EXCERTO DO TEXTO.
☆ ☆ ☆ ☆ ☆
Um naufrágio que dá origem a uma tese

O investigador Paulo Costa, que participou na localização do navio caça-minas Roberto Ivens prepara uma tese de mestrado sobre o naufrágio provocado por uma mina alemã na barra do Tejo, em 1917, e em plena crise política e social.

“A minha tese de mestrado conclui que o caça-minas Roberto Ivens não está onde se pensava e é contextualizada no ambiente que se vivia em julho de 1917, um mês complicadíssimo para o governo de Afonso Costa, em Lisboa” explica o historiador, um dos responsáveis pela localização exata dos destroços do navio da Marinha Portuguesa durante a Grande Guerra.

O historiador recorda que no mês de julho de 1917 decorrem sessões secretas no Parlamento, “porque havia muitas complicações na gestão de Portugal” e com a oposição a pedir também satisfações ao governo sobre o Corpo Expedicionário Português em França.

No mesmo mês verificam-se “revoltas em Lisboa e há fome”.

No Parlamento há sessões à porta fechada em que participa como membro do Partido Democrático (oposição) o comandante Leote do Rego, da Divisão da Marinha, ocorrendo uma “guerra de tinteiros” e insultos entre os deputados.

No dia 25 de julho de 1917 a oposição abandona o parlamento criticando a falta de diálogo do governo e no dia 26 de julho o caça minas Roberto Ivens afunda-se às portas de Lisboa.

“Foi a pior altura possível. Os jornais da época dizem-nos que Leote do Rego foi imediatamente à Rocha do Conde de Óbidos, em Alcântara, receber os sobreviventes. No mesmo dia sai uma nota da Marinha que diz que o afundamento ocorreu ‘a 12 milhas ao sul de Cascais, um pouco ao norte do Cabo Espichel’”, sublinha Paulo Costa.

Na tarde do dia 26 de julho, o Roberto Ivens estava a navegar com o rebocador Bérrio, porque nas operações de desminagem participavam sempre dois navios, mas o diário de bordo não existe.

“Do Bérrio, existem os diários anteriores e os posteriores, mas o diário do dia da explosão da mina alemã não existe. Nunca entrou no arquivo histórico”, sublinha o autor do estudo.
☆ ☆ ☆ ☆ ☆
DADOS FORNECIDOS.
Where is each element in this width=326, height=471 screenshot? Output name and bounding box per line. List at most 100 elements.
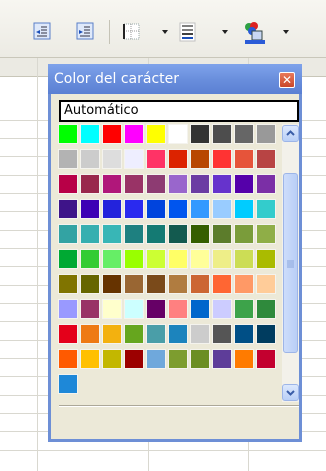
color-swatch[interactable] <box>58 374 78 394</box>
color-swatch[interactable] <box>168 124 188 144</box>
color-swatch[interactable] <box>58 299 78 319</box>
scroll-up-button[interactable] <box>282 125 299 142</box>
color-swatch[interactable] <box>80 349 100 369</box>
color-swatch[interactable] <box>212 224 232 244</box>
color-swatch[interactable] <box>80 149 100 169</box>
color-swatch[interactable] <box>80 274 100 294</box>
color-swatch[interactable] <box>102 324 122 344</box>
decrease-indent-button[interactable] <box>31 20 53 42</box>
color-swatch[interactable] <box>168 149 188 169</box>
color-swatch[interactable] <box>146 124 166 144</box>
color-swatch[interactable] <box>212 274 232 294</box>
color-swatch[interactable] <box>146 324 166 344</box>
borders-dropdown-arrow[interactable] <box>162 30 168 34</box>
color-swatch[interactable] <box>212 249 232 269</box>
color-swatch[interactable] <box>168 324 188 344</box>
color-swatch[interactable] <box>256 249 276 269</box>
color-swatch[interactable] <box>124 324 144 344</box>
color-swatch[interactable] <box>168 274 188 294</box>
color-swatch[interactable] <box>102 299 122 319</box>
color-swatch[interactable] <box>58 249 78 269</box>
color-swatch[interactable] <box>124 274 144 294</box>
color-swatch[interactable] <box>80 199 100 219</box>
color-swatch[interactable] <box>80 299 100 319</box>
color-swatch[interactable] <box>212 124 232 144</box>
color-swatch[interactable] <box>168 224 188 244</box>
color-swatch[interactable] <box>234 324 254 344</box>
color-swatch[interactable] <box>146 199 166 219</box>
color-swatch[interactable] <box>190 224 210 244</box>
color-swatch[interactable] <box>58 224 78 244</box>
color-swatch[interactable] <box>146 274 166 294</box>
color-swatch[interactable] <box>212 299 232 319</box>
color-swatch[interactable] <box>234 349 254 369</box>
color-swatch[interactable] <box>58 349 78 369</box>
color-swatch[interactable] <box>58 324 78 344</box>
color-swatch[interactable] <box>234 124 254 144</box>
color-swatch[interactable] <box>212 149 232 169</box>
color-swatch[interactable] <box>234 199 254 219</box>
line-style-dropdown-arrow[interactable] <box>222 30 228 34</box>
color-swatch[interactable] <box>102 249 122 269</box>
color-swatch[interactable] <box>212 349 232 369</box>
color-swatch[interactable] <box>190 199 210 219</box>
color-swatch[interactable] <box>256 149 276 169</box>
color-swatch[interactable] <box>190 124 210 144</box>
color-swatch[interactable] <box>124 149 144 169</box>
border-color-dropdown-arrow[interactable] <box>283 30 289 34</box>
color-swatch[interactable] <box>102 174 122 194</box>
color-swatch[interactable] <box>190 299 210 319</box>
color-swatch[interactable] <box>102 124 122 144</box>
color-swatch[interactable] <box>146 349 166 369</box>
color-swatch[interactable] <box>256 349 276 369</box>
color-swatch[interactable] <box>256 199 276 219</box>
color-swatch[interactable] <box>124 124 144 144</box>
border-color-button[interactable] <box>240 20 265 44</box>
color-swatch[interactable] <box>256 274 276 294</box>
color-swatch[interactable] <box>234 249 254 269</box>
color-swatch[interactable] <box>190 149 210 169</box>
color-swatch[interactable] <box>80 224 100 244</box>
color-swatch[interactable] <box>146 224 166 244</box>
color-swatch[interactable] <box>124 174 144 194</box>
color-swatch[interactable] <box>102 224 122 244</box>
color-swatch[interactable] <box>80 324 100 344</box>
automatic-color-button[interactable]: Automático <box>59 100 299 122</box>
color-swatch[interactable] <box>212 324 232 344</box>
color-swatch[interactable] <box>190 349 210 369</box>
color-swatch[interactable] <box>168 199 188 219</box>
color-swatch[interactable] <box>146 174 166 194</box>
scroll-thumb[interactable] <box>283 173 298 353</box>
color-swatch[interactable] <box>58 274 78 294</box>
color-swatch[interactable] <box>234 149 254 169</box>
color-swatch[interactable] <box>124 249 144 269</box>
color-swatch[interactable] <box>190 324 210 344</box>
color-swatch[interactable] <box>256 174 276 194</box>
color-swatch[interactable] <box>256 124 276 144</box>
color-swatch[interactable] <box>212 174 232 194</box>
color-swatch[interactable] <box>256 224 276 244</box>
color-swatch[interactable] <box>146 249 166 269</box>
scroll-down-button[interactable] <box>282 384 299 401</box>
color-swatch[interactable] <box>256 299 276 319</box>
color-swatch[interactable] <box>102 149 122 169</box>
color-swatch[interactable] <box>58 124 78 144</box>
borders-button[interactable] <box>120 20 142 42</box>
color-swatch[interactable] <box>80 174 100 194</box>
color-swatch[interactable] <box>58 174 78 194</box>
close-button[interactable]: ✕ <box>279 72 295 88</box>
color-swatch[interactable] <box>190 249 210 269</box>
color-swatch[interactable] <box>146 299 166 319</box>
color-swatch[interactable] <box>80 124 100 144</box>
color-swatch[interactable] <box>146 149 166 169</box>
line-style-button[interactable] <box>176 20 198 42</box>
color-swatch[interactable] <box>102 274 122 294</box>
color-swatch[interactable] <box>256 324 276 344</box>
color-swatch[interactable] <box>168 249 188 269</box>
color-swatch[interactable] <box>124 199 144 219</box>
color-swatch[interactable] <box>58 149 78 169</box>
color-swatch[interactable] <box>212 199 232 219</box>
color-swatch[interactable] <box>234 274 254 294</box>
color-swatch[interactable] <box>124 299 144 319</box>
color-swatch[interactable] <box>124 224 144 244</box>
☆ ☆ ☆ ☆ ☆
TAREFA PROPOSTA. Resuma em duas frases o excerto sobre o naufrágio do caça-minas Roberto Ivens.

RESPOSTA ESCRITA. O investigador Paulo Costa prepara uma tese de mestrado sobre o naufrágio do caça-minas Roberto Ivens, afundado por uma mina alemã na barra do Tejo a 26 de julho de 1917, e conclui que o navio não está onde se pensava. A tese enquadra o afundamento num mês de crise política e social em Lisboa, com sessões secretas no Parlamento, revoltas e fome, e o autor sublinha que o diário de bordo do rebocador Bérrio, que navegava com o Roberto Ivens, não existe para o dia da explosão.